◆ **TO DO**
Your task is to repeat the entries word for word while leaving out the pictures.

──────── SUPPLIED DATA

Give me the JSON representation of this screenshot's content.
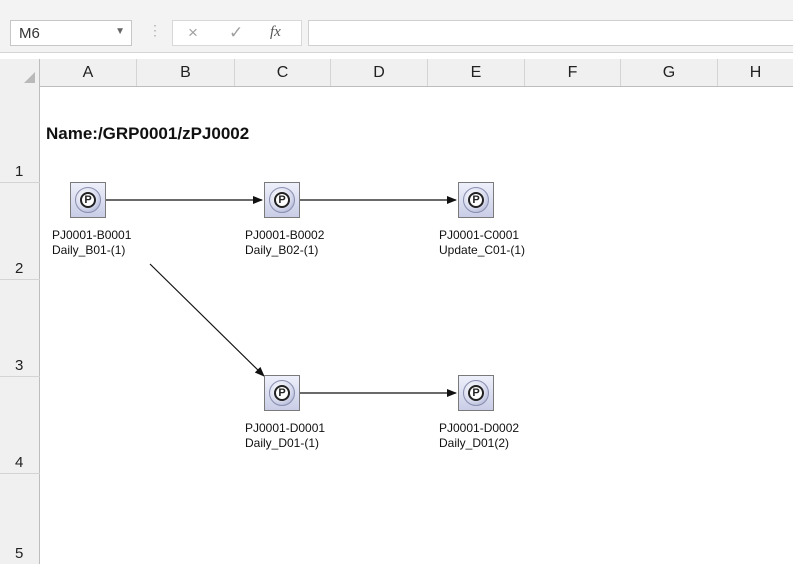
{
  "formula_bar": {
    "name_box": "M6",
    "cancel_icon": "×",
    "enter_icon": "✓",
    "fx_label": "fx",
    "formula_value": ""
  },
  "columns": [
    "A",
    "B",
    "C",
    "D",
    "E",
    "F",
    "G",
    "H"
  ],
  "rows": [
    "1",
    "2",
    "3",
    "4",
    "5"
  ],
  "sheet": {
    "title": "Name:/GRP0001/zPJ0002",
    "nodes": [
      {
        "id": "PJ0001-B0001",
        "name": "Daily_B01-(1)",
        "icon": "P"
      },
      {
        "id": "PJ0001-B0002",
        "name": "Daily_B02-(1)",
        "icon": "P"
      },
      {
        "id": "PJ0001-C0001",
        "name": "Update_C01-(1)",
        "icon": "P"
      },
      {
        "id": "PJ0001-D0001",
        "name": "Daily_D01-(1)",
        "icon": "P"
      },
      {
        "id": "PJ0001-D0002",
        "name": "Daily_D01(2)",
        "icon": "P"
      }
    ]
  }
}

────────────────

◆ **WRITTEN SOLUTION**
Give me the JSON representation of this screenshot's content.
{
  "formula_bar": {
    "name_box": "M6",
    "cancel_icon": "×",
    "enter_icon": "✓",
    "fx_label": "fx",
    "formula_value": ""
  },
  "columns": [
    "A",
    "B",
    "C",
    "D",
    "E",
    "F",
    "G",
    "H"
  ],
  "rows": [
    "1",
    "2",
    "3",
    "4",
    "5"
  ],
  "sheet": {
    "title": "Name:/GRP0001/zPJ0002",
    "nodes": [
      {
        "id": "PJ0001-B0001",
        "name": "Daily_B01-(1)",
        "icon": "P"
      },
      {
        "id": "PJ0001-B0002",
        "name": "Daily_B02-(1)",
        "icon": "P"
      },
      {
        "id": "PJ0001-C0001",
        "name": "Update_C01-(1)",
        "icon": "P"
      },
      {
        "id": "PJ0001-D0001",
        "name": "Daily_D01-(1)",
        "icon": "P"
      },
      {
        "id": "PJ0001-D0002",
        "name": "Daily_D01(2)",
        "icon": "P"
      }
    ]
  }
}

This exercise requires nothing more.